[Figure record extracts]
────────────────────────────────────────

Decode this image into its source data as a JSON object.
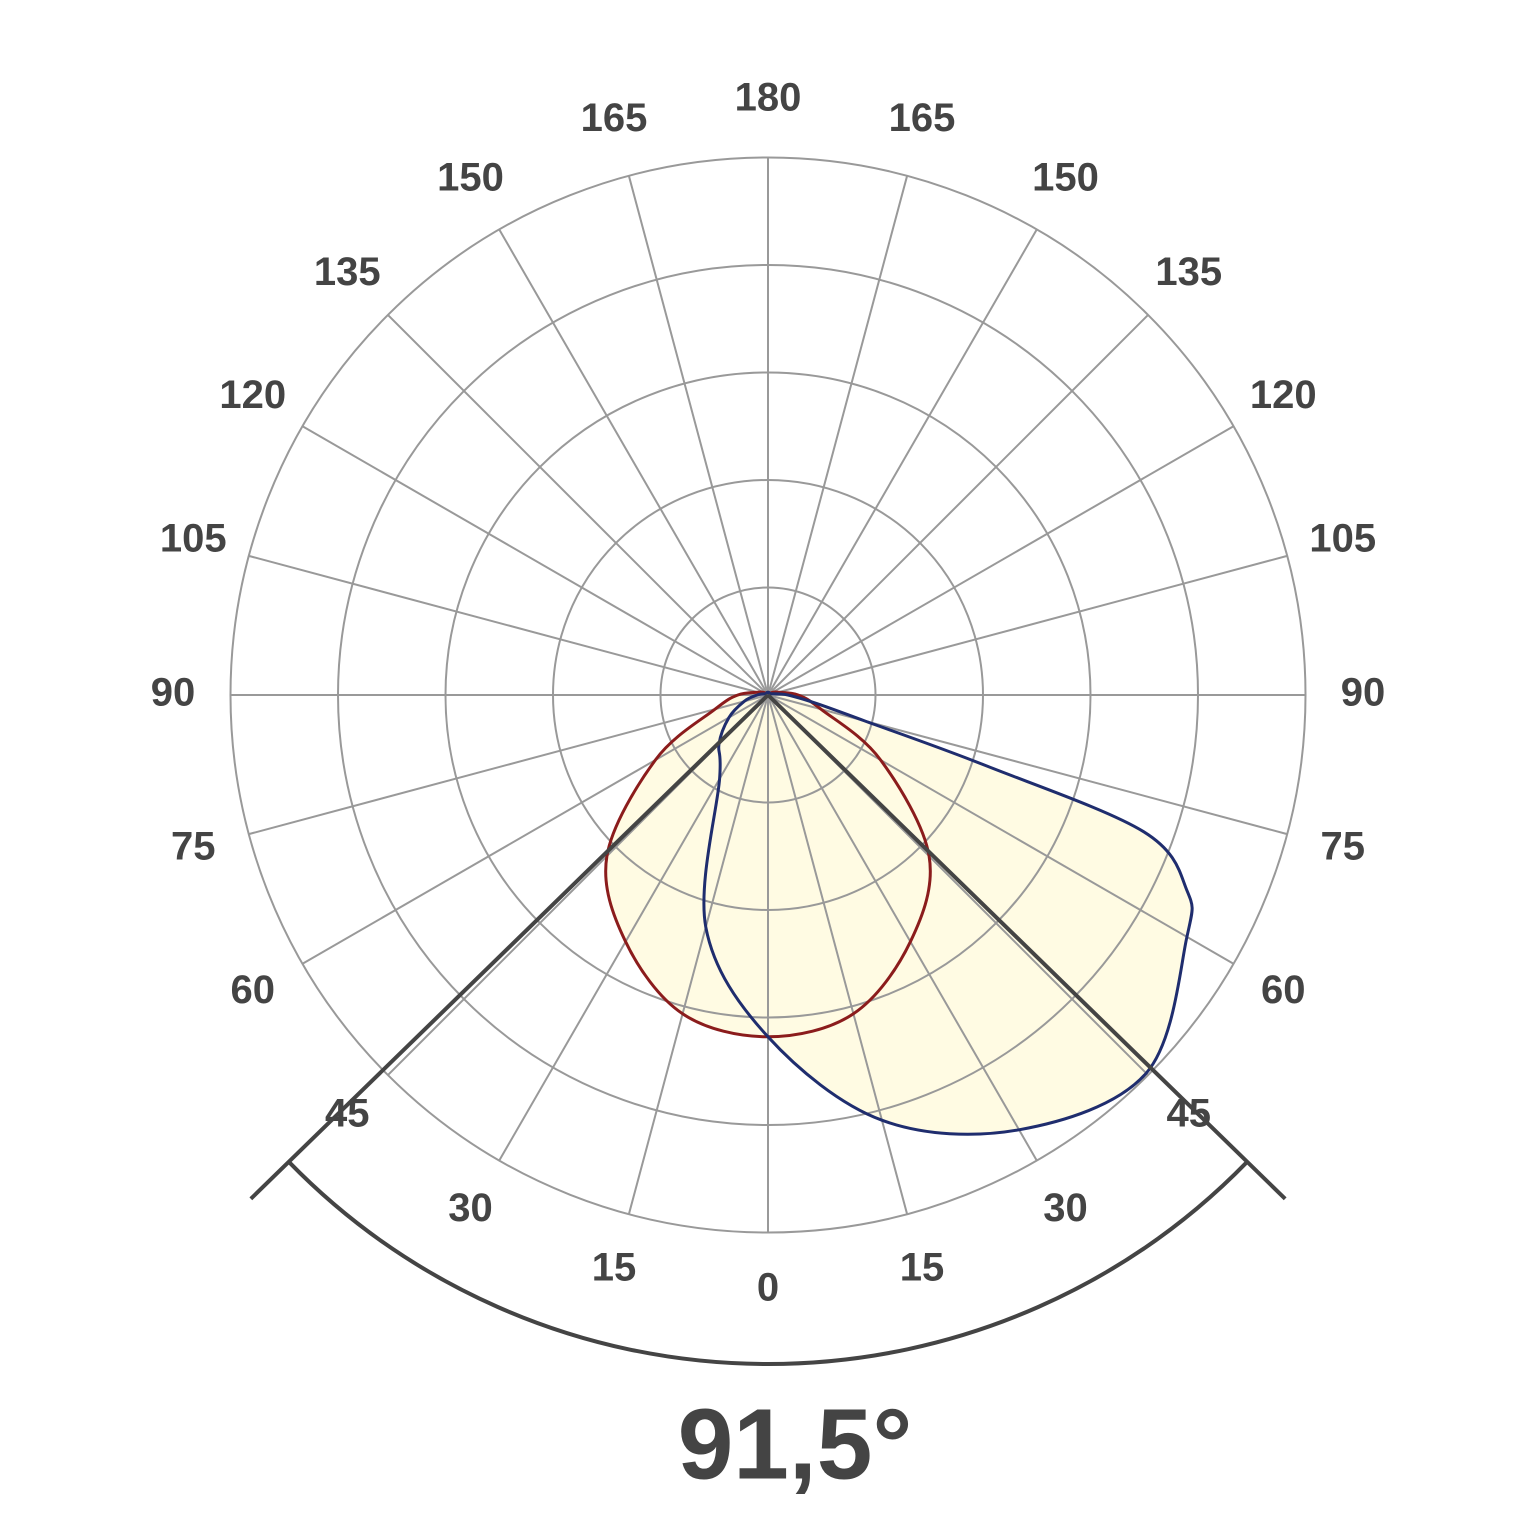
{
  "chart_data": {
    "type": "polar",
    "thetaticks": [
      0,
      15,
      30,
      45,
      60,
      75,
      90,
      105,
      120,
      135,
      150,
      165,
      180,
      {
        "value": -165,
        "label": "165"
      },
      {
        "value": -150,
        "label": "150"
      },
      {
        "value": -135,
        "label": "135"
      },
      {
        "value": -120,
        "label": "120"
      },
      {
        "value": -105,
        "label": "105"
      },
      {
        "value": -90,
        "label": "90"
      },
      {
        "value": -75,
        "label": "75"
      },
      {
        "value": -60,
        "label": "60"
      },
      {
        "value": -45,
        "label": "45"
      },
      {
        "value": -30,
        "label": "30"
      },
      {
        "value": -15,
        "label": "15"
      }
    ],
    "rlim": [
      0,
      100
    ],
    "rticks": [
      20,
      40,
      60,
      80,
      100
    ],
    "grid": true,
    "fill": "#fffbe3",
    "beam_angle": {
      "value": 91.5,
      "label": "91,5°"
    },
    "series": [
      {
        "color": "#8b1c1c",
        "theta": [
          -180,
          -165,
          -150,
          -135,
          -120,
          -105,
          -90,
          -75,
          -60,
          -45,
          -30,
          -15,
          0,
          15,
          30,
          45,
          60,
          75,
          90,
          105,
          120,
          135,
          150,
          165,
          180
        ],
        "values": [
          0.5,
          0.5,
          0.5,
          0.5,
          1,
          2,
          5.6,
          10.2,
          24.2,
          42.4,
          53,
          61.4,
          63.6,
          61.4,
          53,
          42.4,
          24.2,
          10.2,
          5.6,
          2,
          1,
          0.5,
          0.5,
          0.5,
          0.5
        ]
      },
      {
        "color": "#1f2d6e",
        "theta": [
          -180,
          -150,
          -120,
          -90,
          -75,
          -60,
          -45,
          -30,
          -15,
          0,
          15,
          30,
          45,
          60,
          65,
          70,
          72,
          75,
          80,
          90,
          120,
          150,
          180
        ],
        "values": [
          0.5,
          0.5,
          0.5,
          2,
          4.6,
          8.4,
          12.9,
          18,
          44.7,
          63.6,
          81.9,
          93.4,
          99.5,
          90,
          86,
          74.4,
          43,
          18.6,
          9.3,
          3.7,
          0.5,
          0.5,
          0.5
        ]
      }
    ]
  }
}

────────────────────────────────────────

Your goal »
Each record should be quoted exactly, with the images omitted.

Task solution »
Decode this image into its source data as a JSON object.
{
  "chart_data": {
    "type": "polar",
    "thetaticks": [
      0,
      15,
      30,
      45,
      60,
      75,
      90,
      105,
      120,
      135,
      150,
      165,
      180,
      {
        "value": -165,
        "label": "165"
      },
      {
        "value": -150,
        "label": "150"
      },
      {
        "value": -135,
        "label": "135"
      },
      {
        "value": -120,
        "label": "120"
      },
      {
        "value": -105,
        "label": "105"
      },
      {
        "value": -90,
        "label": "90"
      },
      {
        "value": -75,
        "label": "75"
      },
      {
        "value": -60,
        "label": "60"
      },
      {
        "value": -45,
        "label": "45"
      },
      {
        "value": -30,
        "label": "30"
      },
      {
        "value": -15,
        "label": "15"
      }
    ],
    "rlim": [
      0,
      100
    ],
    "rticks": [
      20,
      40,
      60,
      80,
      100
    ],
    "grid": true,
    "fill": "#fffbe3",
    "beam_angle": {
      "value": 91.5,
      "label": "91,5°"
    },
    "series": [
      {
        "color": "#8b1c1c",
        "theta": [
          -180,
          -165,
          -150,
          -135,
          -120,
          -105,
          -90,
          -75,
          -60,
          -45,
          -30,
          -15,
          0,
          15,
          30,
          45,
          60,
          75,
          90,
          105,
          120,
          135,
          150,
          165,
          180
        ],
        "values": [
          0.5,
          0.5,
          0.5,
          0.5,
          1,
          2,
          5.6,
          10.2,
          24.2,
          42.4,
          53,
          61.4,
          63.6,
          61.4,
          53,
          42.4,
          24.2,
          10.2,
          5.6,
          2,
          1,
          0.5,
          0.5,
          0.5,
          0.5
        ]
      },
      {
        "color": "#1f2d6e",
        "theta": [
          -180,
          -150,
          -120,
          -90,
          -75,
          -60,
          -45,
          -30,
          -15,
          0,
          15,
          30,
          45,
          60,
          65,
          70,
          72,
          75,
          80,
          90,
          120,
          150,
          180
        ],
        "values": [
          0.5,
          0.5,
          0.5,
          2,
          4.6,
          8.4,
          12.9,
          18,
          44.7,
          63.6,
          81.9,
          93.4,
          99.5,
          90,
          86,
          74.4,
          43,
          18.6,
          9.3,
          3.7,
          0.5,
          0.5,
          0.5
        ]
      }
    ]
  }
}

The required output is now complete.